Supplied information:
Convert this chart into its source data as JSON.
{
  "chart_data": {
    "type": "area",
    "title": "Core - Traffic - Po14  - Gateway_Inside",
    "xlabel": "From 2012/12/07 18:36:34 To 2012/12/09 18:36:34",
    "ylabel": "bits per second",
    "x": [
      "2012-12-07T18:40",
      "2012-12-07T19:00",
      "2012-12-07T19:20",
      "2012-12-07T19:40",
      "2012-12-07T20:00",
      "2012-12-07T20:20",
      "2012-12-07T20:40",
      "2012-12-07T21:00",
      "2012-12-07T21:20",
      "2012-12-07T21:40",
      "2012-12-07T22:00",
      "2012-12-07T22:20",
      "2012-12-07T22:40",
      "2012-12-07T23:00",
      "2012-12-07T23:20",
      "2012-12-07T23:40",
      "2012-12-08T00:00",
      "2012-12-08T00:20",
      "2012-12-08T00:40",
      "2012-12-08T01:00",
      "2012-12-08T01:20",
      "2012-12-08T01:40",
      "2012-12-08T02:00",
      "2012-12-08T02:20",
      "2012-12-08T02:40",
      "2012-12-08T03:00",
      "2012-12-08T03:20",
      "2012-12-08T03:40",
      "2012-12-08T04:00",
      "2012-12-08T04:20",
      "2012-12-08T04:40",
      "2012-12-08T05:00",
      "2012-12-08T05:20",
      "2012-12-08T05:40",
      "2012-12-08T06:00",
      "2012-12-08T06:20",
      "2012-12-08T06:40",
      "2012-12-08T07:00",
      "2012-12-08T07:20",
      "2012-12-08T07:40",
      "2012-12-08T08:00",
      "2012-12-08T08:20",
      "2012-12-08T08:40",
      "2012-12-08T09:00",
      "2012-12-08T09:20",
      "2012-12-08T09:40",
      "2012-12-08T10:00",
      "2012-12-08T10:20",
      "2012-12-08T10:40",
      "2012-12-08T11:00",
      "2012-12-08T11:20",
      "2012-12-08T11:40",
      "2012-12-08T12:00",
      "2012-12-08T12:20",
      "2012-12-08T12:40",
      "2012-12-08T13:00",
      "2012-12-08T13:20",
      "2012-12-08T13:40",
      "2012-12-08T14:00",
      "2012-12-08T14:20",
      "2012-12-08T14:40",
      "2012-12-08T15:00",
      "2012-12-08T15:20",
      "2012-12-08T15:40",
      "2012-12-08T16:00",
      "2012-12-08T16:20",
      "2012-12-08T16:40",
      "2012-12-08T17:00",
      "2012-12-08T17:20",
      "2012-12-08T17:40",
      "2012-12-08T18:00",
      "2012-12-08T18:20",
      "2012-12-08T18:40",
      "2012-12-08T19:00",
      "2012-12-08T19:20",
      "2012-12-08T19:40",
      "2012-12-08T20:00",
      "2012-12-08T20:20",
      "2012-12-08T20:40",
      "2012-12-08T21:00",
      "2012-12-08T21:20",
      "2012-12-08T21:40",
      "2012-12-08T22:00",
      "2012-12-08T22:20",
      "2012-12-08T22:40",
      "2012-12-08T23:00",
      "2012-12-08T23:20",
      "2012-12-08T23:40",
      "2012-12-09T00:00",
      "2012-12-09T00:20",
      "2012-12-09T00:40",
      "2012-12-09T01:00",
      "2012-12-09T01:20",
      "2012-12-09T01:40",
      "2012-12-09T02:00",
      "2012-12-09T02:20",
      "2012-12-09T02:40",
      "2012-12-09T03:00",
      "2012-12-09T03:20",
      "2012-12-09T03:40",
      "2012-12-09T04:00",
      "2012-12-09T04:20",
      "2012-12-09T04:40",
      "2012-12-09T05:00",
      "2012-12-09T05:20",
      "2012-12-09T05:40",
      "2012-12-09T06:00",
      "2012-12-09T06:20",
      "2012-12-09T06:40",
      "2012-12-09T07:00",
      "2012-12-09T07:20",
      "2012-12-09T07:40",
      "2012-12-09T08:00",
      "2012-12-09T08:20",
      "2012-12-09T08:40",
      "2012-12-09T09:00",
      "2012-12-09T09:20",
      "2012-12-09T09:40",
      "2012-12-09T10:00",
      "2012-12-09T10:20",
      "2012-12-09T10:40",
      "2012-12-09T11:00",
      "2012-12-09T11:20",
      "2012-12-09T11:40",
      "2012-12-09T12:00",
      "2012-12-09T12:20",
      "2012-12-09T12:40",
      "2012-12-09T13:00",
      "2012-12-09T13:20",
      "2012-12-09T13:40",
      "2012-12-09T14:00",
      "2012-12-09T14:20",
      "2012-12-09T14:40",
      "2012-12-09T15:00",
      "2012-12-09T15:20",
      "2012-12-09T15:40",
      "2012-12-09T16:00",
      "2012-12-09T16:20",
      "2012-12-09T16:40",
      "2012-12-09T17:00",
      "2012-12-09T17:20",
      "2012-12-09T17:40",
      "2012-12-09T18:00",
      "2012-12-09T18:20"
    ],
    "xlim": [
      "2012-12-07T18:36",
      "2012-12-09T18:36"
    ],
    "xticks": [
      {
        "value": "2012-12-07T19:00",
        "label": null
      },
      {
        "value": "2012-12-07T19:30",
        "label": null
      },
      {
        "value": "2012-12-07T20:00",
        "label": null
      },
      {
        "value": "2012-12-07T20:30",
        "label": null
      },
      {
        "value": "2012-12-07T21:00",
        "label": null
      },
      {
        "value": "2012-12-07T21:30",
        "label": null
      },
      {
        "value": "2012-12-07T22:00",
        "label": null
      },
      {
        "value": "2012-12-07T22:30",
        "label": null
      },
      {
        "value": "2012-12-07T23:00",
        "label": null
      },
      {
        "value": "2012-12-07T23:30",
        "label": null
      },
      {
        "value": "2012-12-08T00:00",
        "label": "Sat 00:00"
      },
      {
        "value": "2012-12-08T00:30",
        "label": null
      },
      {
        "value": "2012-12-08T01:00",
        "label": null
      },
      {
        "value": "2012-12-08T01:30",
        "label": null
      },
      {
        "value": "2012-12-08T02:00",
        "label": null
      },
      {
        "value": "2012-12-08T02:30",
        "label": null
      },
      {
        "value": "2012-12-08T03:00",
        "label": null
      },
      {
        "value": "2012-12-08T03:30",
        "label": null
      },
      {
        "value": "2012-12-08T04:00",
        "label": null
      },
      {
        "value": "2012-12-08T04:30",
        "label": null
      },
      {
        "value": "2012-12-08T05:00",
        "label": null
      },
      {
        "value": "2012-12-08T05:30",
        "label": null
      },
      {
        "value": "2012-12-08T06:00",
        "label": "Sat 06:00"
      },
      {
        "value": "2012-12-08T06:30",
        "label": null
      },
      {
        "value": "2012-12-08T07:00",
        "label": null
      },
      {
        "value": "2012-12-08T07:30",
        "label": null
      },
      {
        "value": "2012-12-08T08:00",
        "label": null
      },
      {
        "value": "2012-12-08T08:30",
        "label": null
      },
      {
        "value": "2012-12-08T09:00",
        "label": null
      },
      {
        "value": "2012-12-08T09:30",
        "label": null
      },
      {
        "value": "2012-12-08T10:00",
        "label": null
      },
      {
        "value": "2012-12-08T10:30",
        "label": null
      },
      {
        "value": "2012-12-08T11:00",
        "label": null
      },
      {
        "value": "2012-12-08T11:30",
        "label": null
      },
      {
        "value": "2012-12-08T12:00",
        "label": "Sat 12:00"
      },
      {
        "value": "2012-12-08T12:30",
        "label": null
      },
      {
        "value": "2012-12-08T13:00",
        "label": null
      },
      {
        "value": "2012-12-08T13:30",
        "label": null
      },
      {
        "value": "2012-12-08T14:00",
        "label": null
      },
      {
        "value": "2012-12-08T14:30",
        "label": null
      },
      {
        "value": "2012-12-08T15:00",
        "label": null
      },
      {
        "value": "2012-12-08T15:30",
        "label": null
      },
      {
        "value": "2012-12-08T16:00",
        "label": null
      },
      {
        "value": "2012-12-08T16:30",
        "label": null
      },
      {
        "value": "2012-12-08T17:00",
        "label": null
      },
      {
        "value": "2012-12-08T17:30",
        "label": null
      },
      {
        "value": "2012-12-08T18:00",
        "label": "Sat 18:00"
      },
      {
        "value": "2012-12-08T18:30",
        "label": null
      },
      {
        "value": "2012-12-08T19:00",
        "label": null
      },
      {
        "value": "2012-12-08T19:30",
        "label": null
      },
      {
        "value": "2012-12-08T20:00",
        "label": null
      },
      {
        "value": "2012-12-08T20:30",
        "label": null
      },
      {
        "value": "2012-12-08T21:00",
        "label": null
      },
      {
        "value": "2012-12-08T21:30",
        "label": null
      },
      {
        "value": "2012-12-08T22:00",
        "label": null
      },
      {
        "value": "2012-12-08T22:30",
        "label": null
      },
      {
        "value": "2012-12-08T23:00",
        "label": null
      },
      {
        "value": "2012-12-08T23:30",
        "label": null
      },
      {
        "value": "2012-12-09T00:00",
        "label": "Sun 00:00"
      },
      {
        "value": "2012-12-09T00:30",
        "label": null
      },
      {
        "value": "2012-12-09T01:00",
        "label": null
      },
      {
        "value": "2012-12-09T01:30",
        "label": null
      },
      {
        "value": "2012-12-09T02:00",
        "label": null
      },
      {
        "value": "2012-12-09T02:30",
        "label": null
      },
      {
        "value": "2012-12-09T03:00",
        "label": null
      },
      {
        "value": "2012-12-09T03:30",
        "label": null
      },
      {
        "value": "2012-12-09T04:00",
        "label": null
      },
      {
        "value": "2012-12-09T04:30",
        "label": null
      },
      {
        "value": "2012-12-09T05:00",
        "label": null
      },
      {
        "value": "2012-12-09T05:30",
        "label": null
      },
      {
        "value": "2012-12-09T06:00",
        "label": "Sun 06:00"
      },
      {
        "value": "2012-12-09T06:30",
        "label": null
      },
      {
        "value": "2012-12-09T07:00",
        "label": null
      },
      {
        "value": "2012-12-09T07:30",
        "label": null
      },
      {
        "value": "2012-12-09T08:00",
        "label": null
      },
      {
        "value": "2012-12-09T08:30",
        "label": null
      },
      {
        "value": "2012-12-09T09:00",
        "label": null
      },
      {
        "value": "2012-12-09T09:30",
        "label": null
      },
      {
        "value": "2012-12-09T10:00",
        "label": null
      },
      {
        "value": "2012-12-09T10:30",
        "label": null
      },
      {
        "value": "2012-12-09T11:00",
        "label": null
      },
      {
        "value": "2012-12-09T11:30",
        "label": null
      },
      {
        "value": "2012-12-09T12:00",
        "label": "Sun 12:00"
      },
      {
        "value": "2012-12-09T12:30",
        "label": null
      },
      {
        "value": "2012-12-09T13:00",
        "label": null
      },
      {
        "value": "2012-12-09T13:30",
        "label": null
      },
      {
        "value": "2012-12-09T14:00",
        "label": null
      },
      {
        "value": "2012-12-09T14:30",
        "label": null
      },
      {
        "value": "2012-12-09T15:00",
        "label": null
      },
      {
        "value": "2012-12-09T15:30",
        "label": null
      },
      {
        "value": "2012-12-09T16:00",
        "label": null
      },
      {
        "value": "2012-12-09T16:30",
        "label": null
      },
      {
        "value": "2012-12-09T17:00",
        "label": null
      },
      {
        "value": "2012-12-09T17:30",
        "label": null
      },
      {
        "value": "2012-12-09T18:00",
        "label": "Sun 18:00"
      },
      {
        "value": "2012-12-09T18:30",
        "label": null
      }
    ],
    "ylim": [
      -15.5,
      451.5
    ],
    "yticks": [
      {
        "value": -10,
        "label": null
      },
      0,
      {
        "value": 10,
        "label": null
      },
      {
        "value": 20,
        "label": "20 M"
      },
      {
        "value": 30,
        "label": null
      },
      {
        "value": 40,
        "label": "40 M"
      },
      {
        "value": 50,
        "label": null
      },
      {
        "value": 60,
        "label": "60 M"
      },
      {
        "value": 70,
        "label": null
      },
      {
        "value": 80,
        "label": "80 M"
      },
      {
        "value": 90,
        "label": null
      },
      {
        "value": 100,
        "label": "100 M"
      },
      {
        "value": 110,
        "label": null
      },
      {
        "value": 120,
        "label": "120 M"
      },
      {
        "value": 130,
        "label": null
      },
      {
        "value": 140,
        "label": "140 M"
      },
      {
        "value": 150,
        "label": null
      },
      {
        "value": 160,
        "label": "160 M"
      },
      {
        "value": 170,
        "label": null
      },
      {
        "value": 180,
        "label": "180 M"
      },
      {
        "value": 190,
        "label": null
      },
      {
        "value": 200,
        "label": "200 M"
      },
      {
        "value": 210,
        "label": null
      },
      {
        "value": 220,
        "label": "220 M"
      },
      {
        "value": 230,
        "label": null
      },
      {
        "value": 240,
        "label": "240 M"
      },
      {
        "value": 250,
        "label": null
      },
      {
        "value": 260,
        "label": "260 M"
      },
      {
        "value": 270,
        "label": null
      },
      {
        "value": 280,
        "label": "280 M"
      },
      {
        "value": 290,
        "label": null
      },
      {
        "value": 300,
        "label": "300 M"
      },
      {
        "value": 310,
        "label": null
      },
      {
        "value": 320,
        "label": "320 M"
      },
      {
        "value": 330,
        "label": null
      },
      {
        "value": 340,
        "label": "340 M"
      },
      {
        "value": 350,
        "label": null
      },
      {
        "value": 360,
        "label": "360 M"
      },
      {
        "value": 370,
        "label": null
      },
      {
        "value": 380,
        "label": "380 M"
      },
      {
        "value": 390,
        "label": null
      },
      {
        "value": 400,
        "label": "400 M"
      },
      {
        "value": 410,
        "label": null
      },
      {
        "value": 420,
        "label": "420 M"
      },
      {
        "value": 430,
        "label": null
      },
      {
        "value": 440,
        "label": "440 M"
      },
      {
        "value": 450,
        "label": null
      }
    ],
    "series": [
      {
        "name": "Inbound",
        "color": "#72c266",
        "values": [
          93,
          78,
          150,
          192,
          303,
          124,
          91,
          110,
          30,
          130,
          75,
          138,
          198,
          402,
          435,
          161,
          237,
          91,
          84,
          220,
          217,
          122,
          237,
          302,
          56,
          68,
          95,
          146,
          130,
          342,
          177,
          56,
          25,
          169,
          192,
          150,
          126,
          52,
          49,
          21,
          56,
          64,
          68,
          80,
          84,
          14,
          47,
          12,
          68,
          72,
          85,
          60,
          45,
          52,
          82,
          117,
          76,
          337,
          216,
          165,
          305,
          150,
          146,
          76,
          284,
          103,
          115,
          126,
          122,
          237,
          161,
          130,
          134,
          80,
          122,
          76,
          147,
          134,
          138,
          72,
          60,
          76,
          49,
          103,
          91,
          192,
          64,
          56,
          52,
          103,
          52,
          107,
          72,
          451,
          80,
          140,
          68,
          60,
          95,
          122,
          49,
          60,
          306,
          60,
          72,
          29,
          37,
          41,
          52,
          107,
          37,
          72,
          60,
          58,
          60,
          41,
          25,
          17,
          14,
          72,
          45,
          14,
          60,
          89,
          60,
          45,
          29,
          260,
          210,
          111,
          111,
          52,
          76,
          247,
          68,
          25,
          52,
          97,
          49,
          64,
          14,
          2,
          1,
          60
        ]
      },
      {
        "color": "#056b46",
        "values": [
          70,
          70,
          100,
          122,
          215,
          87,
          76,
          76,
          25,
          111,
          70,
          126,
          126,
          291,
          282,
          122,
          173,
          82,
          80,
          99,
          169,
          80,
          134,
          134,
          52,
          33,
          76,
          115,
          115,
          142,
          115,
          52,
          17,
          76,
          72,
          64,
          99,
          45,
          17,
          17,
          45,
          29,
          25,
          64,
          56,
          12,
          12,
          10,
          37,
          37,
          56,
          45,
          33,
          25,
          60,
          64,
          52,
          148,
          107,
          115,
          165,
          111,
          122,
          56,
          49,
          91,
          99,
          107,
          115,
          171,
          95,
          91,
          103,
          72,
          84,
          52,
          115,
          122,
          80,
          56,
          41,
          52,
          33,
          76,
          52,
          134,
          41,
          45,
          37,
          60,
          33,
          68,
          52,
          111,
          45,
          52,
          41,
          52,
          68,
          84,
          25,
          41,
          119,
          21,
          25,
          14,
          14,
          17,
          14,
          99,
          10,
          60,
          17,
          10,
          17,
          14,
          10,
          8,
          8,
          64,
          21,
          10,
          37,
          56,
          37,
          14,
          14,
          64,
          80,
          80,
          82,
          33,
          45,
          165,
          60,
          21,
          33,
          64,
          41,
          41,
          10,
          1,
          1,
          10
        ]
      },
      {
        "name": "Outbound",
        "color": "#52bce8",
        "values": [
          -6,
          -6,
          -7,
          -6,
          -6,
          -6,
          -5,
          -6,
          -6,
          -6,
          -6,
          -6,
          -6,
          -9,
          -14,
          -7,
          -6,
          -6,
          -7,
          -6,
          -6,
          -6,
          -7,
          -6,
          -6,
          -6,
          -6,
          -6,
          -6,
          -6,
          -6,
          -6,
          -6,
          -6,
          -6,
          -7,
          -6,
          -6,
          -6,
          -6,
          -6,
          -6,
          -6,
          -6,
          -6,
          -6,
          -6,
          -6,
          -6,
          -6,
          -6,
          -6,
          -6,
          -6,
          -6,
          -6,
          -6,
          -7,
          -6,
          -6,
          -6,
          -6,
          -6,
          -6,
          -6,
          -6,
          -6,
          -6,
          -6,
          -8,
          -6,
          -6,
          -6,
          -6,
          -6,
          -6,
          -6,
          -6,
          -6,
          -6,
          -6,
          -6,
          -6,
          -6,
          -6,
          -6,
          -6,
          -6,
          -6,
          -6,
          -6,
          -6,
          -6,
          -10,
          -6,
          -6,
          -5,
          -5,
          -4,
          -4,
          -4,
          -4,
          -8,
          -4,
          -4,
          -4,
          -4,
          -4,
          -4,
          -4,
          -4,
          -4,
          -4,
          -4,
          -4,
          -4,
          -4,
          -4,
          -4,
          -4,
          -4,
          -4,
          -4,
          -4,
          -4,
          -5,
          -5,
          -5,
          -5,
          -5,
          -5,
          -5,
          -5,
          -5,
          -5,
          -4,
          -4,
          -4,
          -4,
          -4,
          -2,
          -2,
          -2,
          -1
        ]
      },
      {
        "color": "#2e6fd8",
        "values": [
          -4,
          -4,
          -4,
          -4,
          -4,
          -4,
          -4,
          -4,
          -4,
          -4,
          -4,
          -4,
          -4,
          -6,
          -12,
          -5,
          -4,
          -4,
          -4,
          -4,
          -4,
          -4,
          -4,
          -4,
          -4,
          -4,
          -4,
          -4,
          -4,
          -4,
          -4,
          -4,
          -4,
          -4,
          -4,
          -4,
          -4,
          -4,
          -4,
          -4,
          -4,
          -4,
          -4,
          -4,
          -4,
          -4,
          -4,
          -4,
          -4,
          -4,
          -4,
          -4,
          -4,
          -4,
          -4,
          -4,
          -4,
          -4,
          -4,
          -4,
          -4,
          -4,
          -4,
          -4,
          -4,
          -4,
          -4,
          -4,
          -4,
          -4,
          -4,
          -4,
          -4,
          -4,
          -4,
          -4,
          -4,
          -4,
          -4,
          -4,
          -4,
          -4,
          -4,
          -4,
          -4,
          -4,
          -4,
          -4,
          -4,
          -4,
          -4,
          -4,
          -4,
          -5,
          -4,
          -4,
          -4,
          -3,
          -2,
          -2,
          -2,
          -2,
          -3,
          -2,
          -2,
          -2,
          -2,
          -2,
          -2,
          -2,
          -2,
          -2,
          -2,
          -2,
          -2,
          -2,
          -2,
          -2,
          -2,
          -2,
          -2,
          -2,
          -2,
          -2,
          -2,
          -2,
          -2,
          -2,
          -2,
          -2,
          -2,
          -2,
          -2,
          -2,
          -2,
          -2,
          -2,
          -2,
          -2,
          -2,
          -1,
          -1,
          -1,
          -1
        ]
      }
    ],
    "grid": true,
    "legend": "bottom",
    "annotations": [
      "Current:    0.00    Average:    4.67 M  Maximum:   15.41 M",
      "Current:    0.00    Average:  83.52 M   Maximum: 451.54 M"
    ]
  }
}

Task objective:
Copy out all lines above that include the string "color".

Task solution:
        "color": "#72c266",
        "color": "#056b46",
        "color": "#52bce8",
        "color": "#2e6fd8",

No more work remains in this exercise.